GIVEN PROBLEM
Without the pictures, print each of the records below exactly as it appears.

ENTRIES
● ● ● ●

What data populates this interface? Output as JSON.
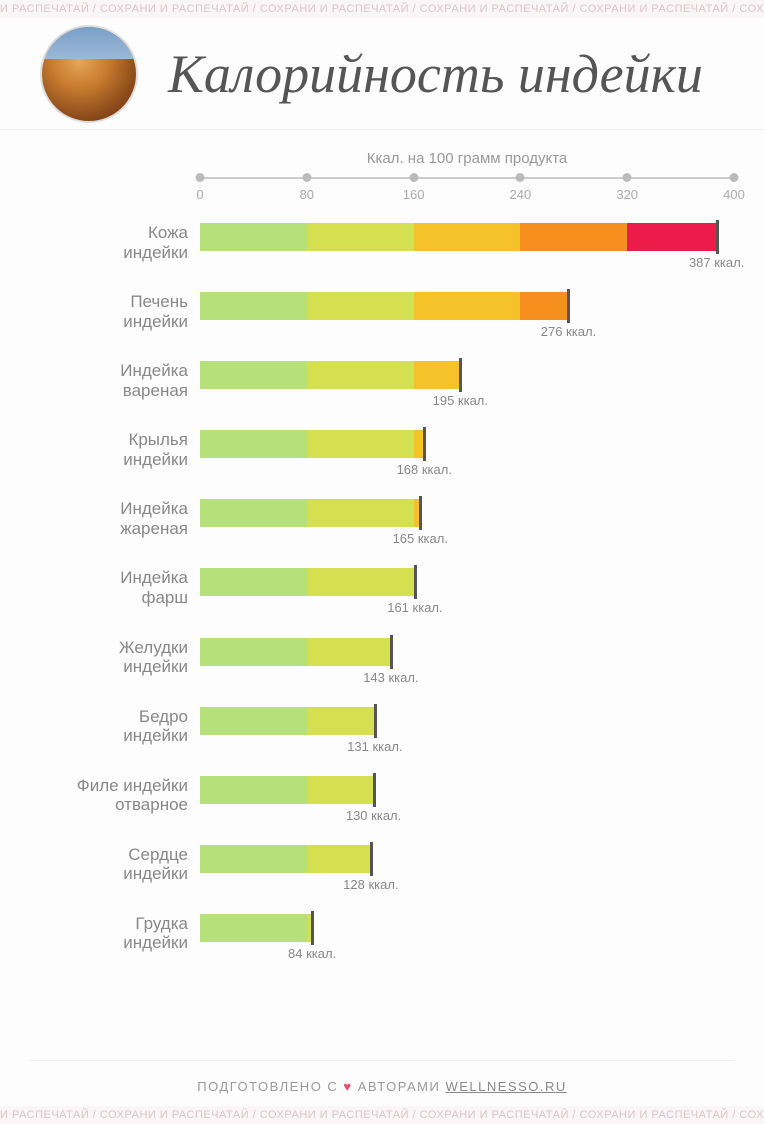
{
  "watermark_text": "И РАСПЕЧАТАЙ / СОХРАНИ И РАСПЕЧАТАЙ / СОХРАНИ И РАСПЕЧАТАЙ / СОХРАНИ И РАСПЕЧАТАЙ / СОХРАНИ И РАСПЕЧАТАЙ / СОХРАНИ И РАС",
  "title": "Калорийность индейки",
  "axis": {
    "label": "Ккал. на 100 грамм продукта",
    "min": 0,
    "max": 400,
    "ticks": [
      0,
      80,
      160,
      240,
      320,
      400
    ],
    "line_color": "#cccccc",
    "tick_color": "#bbbbbb",
    "label_color": "#aaaaaa",
    "label_fontsize": 13
  },
  "segments": {
    "breakpoints": [
      0,
      80,
      160,
      240,
      320,
      400
    ],
    "colors": [
      "#b5e07a",
      "#d4e04f",
      "#f6c22a",
      "#f78f1e",
      "#ed1b4a"
    ]
  },
  "bar": {
    "height": 28,
    "endcap_color": "#555555",
    "value_suffix": " ккал.",
    "label_color": "#888888",
    "label_fontsize": 17,
    "value_fontsize": 13
  },
  "items": [
    {
      "label_line1": "Кожа",
      "label_line2": "индейки",
      "value": 387
    },
    {
      "label_line1": "Печень",
      "label_line2": "индейки",
      "value": 276
    },
    {
      "label_line1": "Индейка",
      "label_line2": "вареная",
      "value": 195
    },
    {
      "label_line1": "Крылья",
      "label_line2": "индейки",
      "value": 168
    },
    {
      "label_line1": "Индейка",
      "label_line2": "жареная",
      "value": 165
    },
    {
      "label_line1": "Индейка",
      "label_line2": "фарш",
      "value": 161
    },
    {
      "label_line1": "Желудки",
      "label_line2": "индейки",
      "value": 143
    },
    {
      "label_line1": "Бедро",
      "label_line2": "индейки",
      "value": 131
    },
    {
      "label_line1": "Филе индейки",
      "label_line2": "отварное",
      "value": 130
    },
    {
      "label_line1": "Сердце",
      "label_line2": "индейки",
      "value": 128
    },
    {
      "label_line1": "Грудка",
      "label_line2": "индейки",
      "value": 84
    }
  ],
  "footer": {
    "prefix": "ПОДГОТОВЛЕНО С ",
    "heart": "♥",
    "mid": " АВТОРАМИ ",
    "site": "WELLNESSO.RU"
  },
  "colors": {
    "background": "#fdfdfd",
    "watermark_bg": "#faf5f6",
    "watermark_text": "#d9c5c8",
    "title": "#555555",
    "footer_text": "#999999",
    "heart": "#e74c6b"
  }
}
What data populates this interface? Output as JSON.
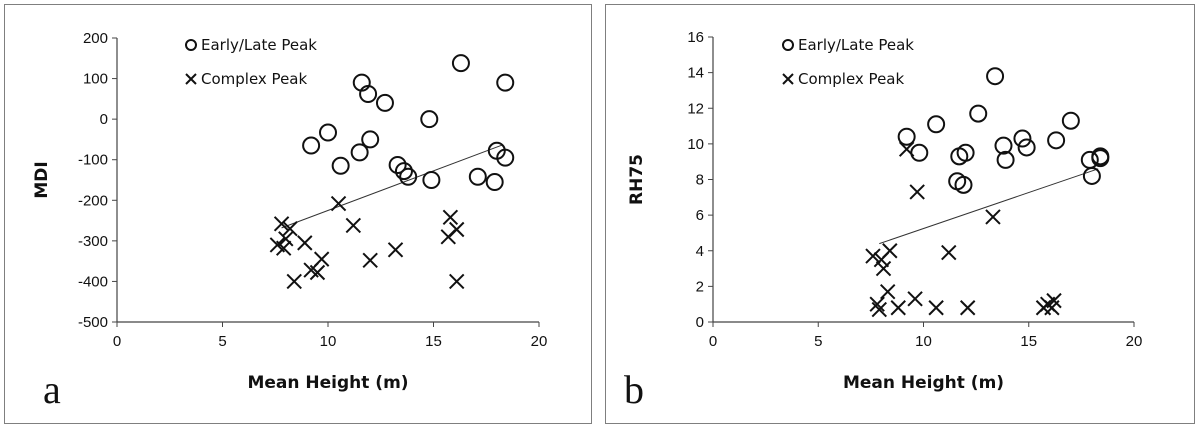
{
  "chart_data": [
    {
      "type": "scatter",
      "panel_label": "a",
      "xlabel": "Mean Height (m)",
      "ylabel": "MDI",
      "xlim": [
        0,
        20
      ],
      "ylim": [
        -500,
        200
      ],
      "xticks": [
        "0",
        "5",
        "10",
        "15",
        "20"
      ],
      "yticks": [
        "200",
        "100",
        "0",
        "-100",
        "-200",
        "-300",
        "-400",
        "-500"
      ],
      "legend_position": "top-left",
      "series": [
        {
          "name": "Early/Late Peak",
          "marker": "circle",
          "points": [
            [
              9.2,
              -65
            ],
            [
              10.0,
              -33
            ],
            [
              10.6,
              -115
            ],
            [
              11.5,
              -82
            ],
            [
              11.6,
              90
            ],
            [
              11.9,
              62
            ],
            [
              12.0,
              -50
            ],
            [
              12.7,
              40
            ],
            [
              13.3,
              -113
            ],
            [
              13.6,
              -128
            ],
            [
              13.8,
              -142
            ],
            [
              14.8,
              0
            ],
            [
              14.9,
              -150
            ],
            [
              16.3,
              138
            ],
            [
              17.1,
              -142
            ],
            [
              17.9,
              -155
            ],
            [
              18.0,
              -78
            ],
            [
              18.4,
              -95
            ],
            [
              18.4,
              90
            ]
          ]
        },
        {
          "name": "Complex Peak",
          "marker": "x",
          "points": [
            [
              7.6,
              -310
            ],
            [
              7.8,
              -258
            ],
            [
              7.9,
              -318
            ],
            [
              8.0,
              -295
            ],
            [
              8.2,
              -270
            ],
            [
              8.4,
              -400
            ],
            [
              8.9,
              -305
            ],
            [
              9.2,
              -372
            ],
            [
              9.5,
              -378
            ],
            [
              9.7,
              -345
            ],
            [
              10.5,
              -208
            ],
            [
              11.2,
              -262
            ],
            [
              12.0,
              -348
            ],
            [
              13.2,
              -322
            ],
            [
              15.7,
              -290
            ],
            [
              15.8,
              -242
            ],
            [
              16.1,
              -272
            ],
            [
              16.1,
              -400
            ]
          ]
        }
      ],
      "trendline": [
        [
          7.8,
          -268
        ],
        [
          18.3,
          -63
        ]
      ]
    },
    {
      "type": "scatter",
      "panel_label": "b",
      "xlabel": "Mean Height (m)",
      "ylabel": "RH75",
      "xlim": [
        0,
        20
      ],
      "ylim": [
        0,
        16
      ],
      "xticks": [
        "0",
        "5",
        "10",
        "15",
        "20"
      ],
      "yticks": [
        "16",
        "14",
        "12",
        "10",
        "8",
        "6",
        "4",
        "2",
        "0"
      ],
      "legend_position": "top-left",
      "series": [
        {
          "name": "Early/Late Peak",
          "marker": "circle",
          "points": [
            [
              9.2,
              10.4
            ],
            [
              9.8,
              9.5
            ],
            [
              10.6,
              11.1
            ],
            [
              11.6,
              7.9
            ],
            [
              11.7,
              9.3
            ],
            [
              11.9,
              7.7
            ],
            [
              12.0,
              9.5
            ],
            [
              12.6,
              11.7
            ],
            [
              13.4,
              13.8
            ],
            [
              13.8,
              9.9
            ],
            [
              13.9,
              9.1
            ],
            [
              14.7,
              10.3
            ],
            [
              14.9,
              9.8
            ],
            [
              16.3,
              10.2
            ],
            [
              17.0,
              11.3
            ],
            [
              17.9,
              9.1
            ],
            [
              18.0,
              8.2
            ],
            [
              18.4,
              9.2
            ],
            [
              18.4,
              9.3
            ]
          ]
        },
        {
          "name": "Complex Peak",
          "marker": "x",
          "points": [
            [
              7.6,
              3.7
            ],
            [
              7.8,
              1.0
            ],
            [
              7.9,
              0.7
            ],
            [
              8.0,
              3.5
            ],
            [
              8.1,
              3.0
            ],
            [
              8.3,
              1.7
            ],
            [
              8.4,
              4.0
            ],
            [
              8.8,
              0.8
            ],
            [
              9.2,
              9.7
            ],
            [
              9.6,
              1.3
            ],
            [
              9.7,
              7.3
            ],
            [
              10.6,
              0.8
            ],
            [
              11.2,
              3.9
            ],
            [
              12.1,
              0.8
            ],
            [
              13.3,
              5.9
            ],
            [
              15.7,
              0.8
            ],
            [
              15.9,
              1.0
            ],
            [
              16.1,
              0.8
            ],
            [
              16.2,
              1.2
            ]
          ]
        }
      ],
      "trendline": [
        [
          7.9,
          4.4
        ],
        [
          18.3,
          8.6
        ]
      ]
    }
  ]
}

● ● ● ●

THE OUTPUT
What data populates this interface? Output as JSON.
{
  "watermark_text": "И РАСПЕЧАТАЙ / СОХРАНИ И РАСПЕЧАТАЙ / СОХРАНИ И РАСПЕЧАТАЙ / СОХРАНИ И РАСПЕЧАТАЙ / СОХРАНИ И РАСПЕЧАТАЙ / СОХРАНИ И РАС",
  "title": "Калорийность индейки",
  "axis": {
    "label": "Ккал. на 100 грамм продукта",
    "min": 0,
    "max": 400,
    "ticks": [
      0,
      80,
      160,
      240,
      320,
      400
    ],
    "line_color": "#cccccc",
    "tick_color": "#bbbbbb",
    "label_color": "#aaaaaa",
    "label_fontsize": 13
  },
  "segments": {
    "breakpoints": [
      0,
      80,
      160,
      240,
      320,
      400
    ],
    "colors": [
      "#b5e07a",
      "#d4e04f",
      "#f6c22a",
      "#f78f1e",
      "#ed1b4a"
    ]
  },
  "bar": {
    "height": 28,
    "endcap_color": "#555555",
    "value_suffix": " ккал.",
    "label_color": "#888888",
    "label_fontsize": 17,
    "value_fontsize": 13
  },
  "items": [
    {
      "label_line1": "Кожа",
      "label_line2": "индейки",
      "value": 387
    },
    {
      "label_line1": "Печень",
      "label_line2": "индейки",
      "value": 276
    },
    {
      "label_line1": "Индейка",
      "label_line2": "вареная",
      "value": 195
    },
    {
      "label_line1": "Крылья",
      "label_line2": "индейки",
      "value": 168
    },
    {
      "label_line1": "Индейка",
      "label_line2": "жареная",
      "value": 165
    },
    {
      "label_line1": "Индейка",
      "label_line2": "фарш",
      "value": 161
    },
    {
      "label_line1": "Желудки",
      "label_line2": "индейки",
      "value": 143
    },
    {
      "label_line1": "Бедро",
      "label_line2": "индейки",
      "value": 131
    },
    {
      "label_line1": "Филе индейки",
      "label_line2": "отварное",
      "value": 130
    },
    {
      "label_line1": "Сердце",
      "label_line2": "индейки",
      "value": 128
    },
    {
      "label_line1": "Грудка",
      "label_line2": "индейки",
      "value": 84
    }
  ],
  "footer": {
    "prefix": "ПОДГОТОВЛЕНО С ",
    "heart": "♥",
    "mid": " АВТОРАМИ ",
    "site": "WELLNESSO.RU"
  },
  "colors": {
    "background": "#fdfdfd",
    "watermark_bg": "#faf5f6",
    "watermark_text": "#d9c5c8",
    "title": "#555555",
    "footer_text": "#999999",
    "heart": "#e74c6b"
  }
}
What data populates this interface? Output as JSON.
{
  "chart_data": [
    {
      "type": "scatter",
      "panel_label": "a",
      "xlabel": "Mean Height (m)",
      "ylabel": "MDI",
      "xlim": [
        0,
        20
      ],
      "ylim": [
        -500,
        200
      ],
      "xticks": [
        "0",
        "5",
        "10",
        "15",
        "20"
      ],
      "yticks": [
        "200",
        "100",
        "0",
        "-100",
        "-200",
        "-300",
        "-400",
        "-500"
      ],
      "legend_position": "top-left",
      "series": [
        {
          "name": "Early/Late Peak",
          "marker": "circle",
          "points": [
            [
              9.2,
              -65
            ],
            [
              10.0,
              -33
            ],
            [
              10.6,
              -115
            ],
            [
              11.5,
              -82
            ],
            [
              11.6,
              90
            ],
            [
              11.9,
              62
            ],
            [
              12.0,
              -50
            ],
            [
              12.7,
              40
            ],
            [
              13.3,
              -113
            ],
            [
              13.6,
              -128
            ],
            [
              13.8,
              -142
            ],
            [
              14.8,
              0
            ],
            [
              14.9,
              -150
            ],
            [
              16.3,
              138
            ],
            [
              17.1,
              -142
            ],
            [
              17.9,
              -155
            ],
            [
              18.0,
              -78
            ],
            [
              18.4,
              -95
            ],
            [
              18.4,
              90
            ]
          ]
        },
        {
          "name": "Complex Peak",
          "marker": "x",
          "points": [
            [
              7.6,
              -310
            ],
            [
              7.8,
              -258
            ],
            [
              7.9,
              -318
            ],
            [
              8.0,
              -295
            ],
            [
              8.2,
              -270
            ],
            [
              8.4,
              -400
            ],
            [
              8.9,
              -305
            ],
            [
              9.2,
              -372
            ],
            [
              9.5,
              -378
            ],
            [
              9.7,
              -345
            ],
            [
              10.5,
              -208
            ],
            [
              11.2,
              -262
            ],
            [
              12.0,
              -348
            ],
            [
              13.2,
              -322
            ],
            [
              15.7,
              -290
            ],
            [
              15.8,
              -242
            ],
            [
              16.1,
              -272
            ],
            [
              16.1,
              -400
            ]
          ]
        }
      ],
      "trendline": [
        [
          7.8,
          -268
        ],
        [
          18.3,
          -63
        ]
      ]
    },
    {
      "type": "scatter",
      "panel_label": "b",
      "xlabel": "Mean Height (m)",
      "ylabel": "RH75",
      "xlim": [
        0,
        20
      ],
      "ylim": [
        0,
        16
      ],
      "xticks": [
        "0",
        "5",
        "10",
        "15",
        "20"
      ],
      "yticks": [
        "16",
        "14",
        "12",
        "10",
        "8",
        "6",
        "4",
        "2",
        "0"
      ],
      "legend_position": "top-left",
      "series": [
        {
          "name": "Early/Late Peak",
          "marker": "circle",
          "points": [
            [
              9.2,
              10.4
            ],
            [
              9.8,
              9.5
            ],
            [
              10.6,
              11.1
            ],
            [
              11.6,
              7.9
            ],
            [
              11.7,
              9.3
            ],
            [
              11.9,
              7.7
            ],
            [
              12.0,
              9.5
            ],
            [
              12.6,
              11.7
            ],
            [
              13.4,
              13.8
            ],
            [
              13.8,
              9.9
            ],
            [
              13.9,
              9.1
            ],
            [
              14.7,
              10.3
            ],
            [
              14.9,
              9.8
            ],
            [
              16.3,
              10.2
            ],
            [
              17.0,
              11.3
            ],
            [
              17.9,
              9.1
            ],
            [
              18.0,
              8.2
            ],
            [
              18.4,
              9.2
            ],
            [
              18.4,
              9.3
            ]
          ]
        },
        {
          "name": "Complex Peak",
          "marker": "x",
          "points": [
            [
              7.6,
              3.7
            ],
            [
              7.8,
              1.0
            ],
            [
              7.9,
              0.7
            ],
            [
              8.0,
              3.5
            ],
            [
              8.1,
              3.0
            ],
            [
              8.3,
              1.7
            ],
            [
              8.4,
              4.0
            ],
            [
              8.8,
              0.8
            ],
            [
              9.2,
              9.7
            ],
            [
              9.6,
              1.3
            ],
            [
              9.7,
              7.3
            ],
            [
              10.6,
              0.8
            ],
            [
              11.2,
              3.9
            ],
            [
              12.1,
              0.8
            ],
            [
              13.3,
              5.9
            ],
            [
              15.7,
              0.8
            ],
            [
              15.9,
              1.0
            ],
            [
              16.1,
              0.8
            ],
            [
              16.2,
              1.2
            ]
          ]
        }
      ],
      "trendline": [
        [
          7.9,
          4.4
        ],
        [
          18.3,
          8.6
        ]
      ]
    }
  ]
}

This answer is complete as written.